## Input for this task

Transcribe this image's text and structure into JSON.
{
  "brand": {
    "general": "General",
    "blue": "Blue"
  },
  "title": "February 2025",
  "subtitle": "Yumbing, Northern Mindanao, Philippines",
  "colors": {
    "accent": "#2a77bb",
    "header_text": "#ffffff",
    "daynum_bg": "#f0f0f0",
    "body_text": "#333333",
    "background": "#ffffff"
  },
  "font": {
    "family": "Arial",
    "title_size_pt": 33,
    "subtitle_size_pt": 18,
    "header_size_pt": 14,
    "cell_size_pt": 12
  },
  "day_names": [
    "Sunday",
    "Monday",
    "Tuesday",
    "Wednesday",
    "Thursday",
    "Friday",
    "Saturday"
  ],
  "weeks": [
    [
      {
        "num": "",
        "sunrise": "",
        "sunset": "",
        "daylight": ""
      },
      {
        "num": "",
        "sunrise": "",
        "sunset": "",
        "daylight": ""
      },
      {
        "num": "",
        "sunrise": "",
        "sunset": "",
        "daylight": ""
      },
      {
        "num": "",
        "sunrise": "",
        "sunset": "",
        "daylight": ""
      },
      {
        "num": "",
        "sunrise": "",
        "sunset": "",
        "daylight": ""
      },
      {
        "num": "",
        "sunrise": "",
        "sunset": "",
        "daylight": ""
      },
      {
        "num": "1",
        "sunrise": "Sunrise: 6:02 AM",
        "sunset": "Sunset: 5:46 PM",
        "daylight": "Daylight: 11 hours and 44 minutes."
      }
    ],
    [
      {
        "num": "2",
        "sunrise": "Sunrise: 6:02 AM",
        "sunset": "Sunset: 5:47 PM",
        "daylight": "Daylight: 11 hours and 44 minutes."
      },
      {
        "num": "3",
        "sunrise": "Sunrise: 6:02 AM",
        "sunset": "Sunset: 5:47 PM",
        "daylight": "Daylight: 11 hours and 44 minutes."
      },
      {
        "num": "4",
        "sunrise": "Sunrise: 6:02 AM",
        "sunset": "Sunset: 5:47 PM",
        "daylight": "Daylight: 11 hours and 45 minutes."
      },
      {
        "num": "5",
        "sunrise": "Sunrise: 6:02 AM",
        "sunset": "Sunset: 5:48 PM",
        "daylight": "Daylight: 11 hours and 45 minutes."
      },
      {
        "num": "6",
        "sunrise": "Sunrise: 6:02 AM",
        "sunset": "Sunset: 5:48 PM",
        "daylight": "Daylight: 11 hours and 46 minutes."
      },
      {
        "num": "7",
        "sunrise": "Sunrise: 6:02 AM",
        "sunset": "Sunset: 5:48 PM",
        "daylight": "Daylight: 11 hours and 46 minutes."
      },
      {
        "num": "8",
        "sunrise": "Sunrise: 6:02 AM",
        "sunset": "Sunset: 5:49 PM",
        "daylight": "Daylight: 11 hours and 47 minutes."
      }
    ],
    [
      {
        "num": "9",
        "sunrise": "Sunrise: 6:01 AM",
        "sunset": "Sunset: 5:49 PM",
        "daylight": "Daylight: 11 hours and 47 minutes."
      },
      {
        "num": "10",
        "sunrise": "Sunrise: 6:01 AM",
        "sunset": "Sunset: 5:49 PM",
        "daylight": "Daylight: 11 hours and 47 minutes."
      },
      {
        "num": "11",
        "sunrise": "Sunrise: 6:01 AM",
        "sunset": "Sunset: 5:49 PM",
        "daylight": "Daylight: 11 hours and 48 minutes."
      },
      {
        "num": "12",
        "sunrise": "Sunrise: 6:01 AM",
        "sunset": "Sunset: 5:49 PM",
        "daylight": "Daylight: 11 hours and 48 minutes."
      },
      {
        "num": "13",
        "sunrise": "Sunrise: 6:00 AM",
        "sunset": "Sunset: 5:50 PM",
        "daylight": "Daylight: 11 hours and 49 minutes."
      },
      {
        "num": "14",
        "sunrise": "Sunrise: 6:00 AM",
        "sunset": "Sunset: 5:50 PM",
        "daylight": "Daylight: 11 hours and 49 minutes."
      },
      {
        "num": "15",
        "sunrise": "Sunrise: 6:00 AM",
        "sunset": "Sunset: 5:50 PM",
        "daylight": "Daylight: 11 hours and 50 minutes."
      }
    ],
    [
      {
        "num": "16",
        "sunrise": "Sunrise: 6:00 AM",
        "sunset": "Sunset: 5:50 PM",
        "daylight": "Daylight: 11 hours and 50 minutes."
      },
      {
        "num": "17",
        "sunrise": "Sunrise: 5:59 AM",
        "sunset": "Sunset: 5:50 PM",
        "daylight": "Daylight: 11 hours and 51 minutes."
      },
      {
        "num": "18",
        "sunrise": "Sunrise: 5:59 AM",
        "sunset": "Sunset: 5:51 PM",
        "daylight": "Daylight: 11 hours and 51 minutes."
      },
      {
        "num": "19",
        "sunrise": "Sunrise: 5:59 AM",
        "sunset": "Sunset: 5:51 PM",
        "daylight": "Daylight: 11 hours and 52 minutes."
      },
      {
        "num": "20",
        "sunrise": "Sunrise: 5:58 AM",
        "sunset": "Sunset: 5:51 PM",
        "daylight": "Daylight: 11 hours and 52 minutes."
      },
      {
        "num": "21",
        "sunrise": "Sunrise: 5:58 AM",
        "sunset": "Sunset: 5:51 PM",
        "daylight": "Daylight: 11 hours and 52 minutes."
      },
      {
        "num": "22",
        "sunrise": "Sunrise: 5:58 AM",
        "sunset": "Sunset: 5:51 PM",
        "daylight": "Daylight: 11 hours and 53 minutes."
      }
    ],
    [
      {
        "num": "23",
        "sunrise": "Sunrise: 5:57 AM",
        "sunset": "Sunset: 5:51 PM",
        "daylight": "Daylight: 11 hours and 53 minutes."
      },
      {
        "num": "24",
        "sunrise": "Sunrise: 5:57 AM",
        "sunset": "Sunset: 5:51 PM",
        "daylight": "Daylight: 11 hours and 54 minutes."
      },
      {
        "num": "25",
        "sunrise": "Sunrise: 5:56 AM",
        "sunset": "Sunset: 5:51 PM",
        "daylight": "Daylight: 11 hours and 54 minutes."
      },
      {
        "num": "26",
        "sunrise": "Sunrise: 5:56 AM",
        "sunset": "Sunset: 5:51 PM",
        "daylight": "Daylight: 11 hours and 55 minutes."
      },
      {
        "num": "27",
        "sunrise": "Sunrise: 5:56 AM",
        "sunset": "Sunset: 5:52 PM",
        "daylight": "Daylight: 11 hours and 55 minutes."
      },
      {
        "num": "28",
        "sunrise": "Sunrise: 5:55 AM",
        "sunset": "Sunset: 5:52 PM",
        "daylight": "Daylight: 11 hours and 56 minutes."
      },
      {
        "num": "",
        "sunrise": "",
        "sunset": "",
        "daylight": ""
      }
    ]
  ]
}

## Objective
Repeat every entry word for word.

## Task answer
Transcribe this image's text and structure into JSON.
{
  "brand": {
    "general": "General",
    "blue": "Blue"
  },
  "title": "February 2025",
  "subtitle": "Yumbing, Northern Mindanao, Philippines",
  "colors": {
    "accent": "#2a77bb",
    "header_text": "#ffffff",
    "daynum_bg": "#f0f0f0",
    "body_text": "#333333",
    "background": "#ffffff"
  },
  "font": {
    "family": "Arial",
    "title_size_pt": 33,
    "subtitle_size_pt": 18,
    "header_size_pt": 14,
    "cell_size_pt": 12
  },
  "day_names": [
    "Sunday",
    "Monday",
    "Tuesday",
    "Wednesday",
    "Thursday",
    "Friday",
    "Saturday"
  ],
  "weeks": [
    [
      {
        "num": "",
        "sunrise": "",
        "sunset": "",
        "daylight": ""
      },
      {
        "num": "",
        "sunrise": "",
        "sunset": "",
        "daylight": ""
      },
      {
        "num": "",
        "sunrise": "",
        "sunset": "",
        "daylight": ""
      },
      {
        "num": "",
        "sunrise": "",
        "sunset": "",
        "daylight": ""
      },
      {
        "num": "",
        "sunrise": "",
        "sunset": "",
        "daylight": ""
      },
      {
        "num": "",
        "sunrise": "",
        "sunset": "",
        "daylight": ""
      },
      {
        "num": "1",
        "sunrise": "Sunrise: 6:02 AM",
        "sunset": "Sunset: 5:46 PM",
        "daylight": "Daylight: 11 hours and 44 minutes."
      }
    ],
    [
      {
        "num": "2",
        "sunrise": "Sunrise: 6:02 AM",
        "sunset": "Sunset: 5:47 PM",
        "daylight": "Daylight: 11 hours and 44 minutes."
      },
      {
        "num": "3",
        "sunrise": "Sunrise: 6:02 AM",
        "sunset": "Sunset: 5:47 PM",
        "daylight": "Daylight: 11 hours and 44 minutes."
      },
      {
        "num": "4",
        "sunrise": "Sunrise: 6:02 AM",
        "sunset": "Sunset: 5:47 PM",
        "daylight": "Daylight: 11 hours and 45 minutes."
      },
      {
        "num": "5",
        "sunrise": "Sunrise: 6:02 AM",
        "sunset": "Sunset: 5:48 PM",
        "daylight": "Daylight: 11 hours and 45 minutes."
      },
      {
        "num": "6",
        "sunrise": "Sunrise: 6:02 AM",
        "sunset": "Sunset: 5:48 PM",
        "daylight": "Daylight: 11 hours and 46 minutes."
      },
      {
        "num": "7",
        "sunrise": "Sunrise: 6:02 AM",
        "sunset": "Sunset: 5:48 PM",
        "daylight": "Daylight: 11 hours and 46 minutes."
      },
      {
        "num": "8",
        "sunrise": "Sunrise: 6:02 AM",
        "sunset": "Sunset: 5:49 PM",
        "daylight": "Daylight: 11 hours and 47 minutes."
      }
    ],
    [
      {
        "num": "9",
        "sunrise": "Sunrise: 6:01 AM",
        "sunset": "Sunset: 5:49 PM",
        "daylight": "Daylight: 11 hours and 47 minutes."
      },
      {
        "num": "10",
        "sunrise": "Sunrise: 6:01 AM",
        "sunset": "Sunset: 5:49 PM",
        "daylight": "Daylight: 11 hours and 47 minutes."
      },
      {
        "num": "11",
        "sunrise": "Sunrise: 6:01 AM",
        "sunset": "Sunset: 5:49 PM",
        "daylight": "Daylight: 11 hours and 48 minutes."
      },
      {
        "num": "12",
        "sunrise": "Sunrise: 6:01 AM",
        "sunset": "Sunset: 5:49 PM",
        "daylight": "Daylight: 11 hours and 48 minutes."
      },
      {
        "num": "13",
        "sunrise": "Sunrise: 6:00 AM",
        "sunset": "Sunset: 5:50 PM",
        "daylight": "Daylight: 11 hours and 49 minutes."
      },
      {
        "num": "14",
        "sunrise": "Sunrise: 6:00 AM",
        "sunset": "Sunset: 5:50 PM",
        "daylight": "Daylight: 11 hours and 49 minutes."
      },
      {
        "num": "15",
        "sunrise": "Sunrise: 6:00 AM",
        "sunset": "Sunset: 5:50 PM",
        "daylight": "Daylight: 11 hours and 50 minutes."
      }
    ],
    [
      {
        "num": "16",
        "sunrise": "Sunrise: 6:00 AM",
        "sunset": "Sunset: 5:50 PM",
        "daylight": "Daylight: 11 hours and 50 minutes."
      },
      {
        "num": "17",
        "sunrise": "Sunrise: 5:59 AM",
        "sunset": "Sunset: 5:50 PM",
        "daylight": "Daylight: 11 hours and 51 minutes."
      },
      {
        "num": "18",
        "sunrise": "Sunrise: 5:59 AM",
        "sunset": "Sunset: 5:51 PM",
        "daylight": "Daylight: 11 hours and 51 minutes."
      },
      {
        "num": "19",
        "sunrise": "Sunrise: 5:59 AM",
        "sunset": "Sunset: 5:51 PM",
        "daylight": "Daylight: 11 hours and 52 minutes."
      },
      {
        "num": "20",
        "sunrise": "Sunrise: 5:58 AM",
        "sunset": "Sunset: 5:51 PM",
        "daylight": "Daylight: 11 hours and 52 minutes."
      },
      {
        "num": "21",
        "sunrise": "Sunrise: 5:58 AM",
        "sunset": "Sunset: 5:51 PM",
        "daylight": "Daylight: 11 hours and 52 minutes."
      },
      {
        "num": "22",
        "sunrise": "Sunrise: 5:58 AM",
        "sunset": "Sunset: 5:51 PM",
        "daylight": "Daylight: 11 hours and 53 minutes."
      }
    ],
    [
      {
        "num": "23",
        "sunrise": "Sunrise: 5:57 AM",
        "sunset": "Sunset: 5:51 PM",
        "daylight": "Daylight: 11 hours and 53 minutes."
      },
      {
        "num": "24",
        "sunrise": "Sunrise: 5:57 AM",
        "sunset": "Sunset: 5:51 PM",
        "daylight": "Daylight: 11 hours and 54 minutes."
      },
      {
        "num": "25",
        "sunrise": "Sunrise: 5:56 AM",
        "sunset": "Sunset: 5:51 PM",
        "daylight": "Daylight: 11 hours and 54 minutes."
      },
      {
        "num": "26",
        "sunrise": "Sunrise: 5:56 AM",
        "sunset": "Sunset: 5:51 PM",
        "daylight": "Daylight: 11 hours and 55 minutes."
      },
      {
        "num": "27",
        "sunrise": "Sunrise: 5:56 AM",
        "sunset": "Sunset: 5:52 PM",
        "daylight": "Daylight: 11 hours and 55 minutes."
      },
      {
        "num": "28",
        "sunrise": "Sunrise: 5:55 AM",
        "sunset": "Sunset: 5:52 PM",
        "daylight": "Daylight: 11 hours and 56 minutes."
      },
      {
        "num": "",
        "sunrise": "",
        "sunset": "",
        "daylight": ""
      }
    ]
  ]
}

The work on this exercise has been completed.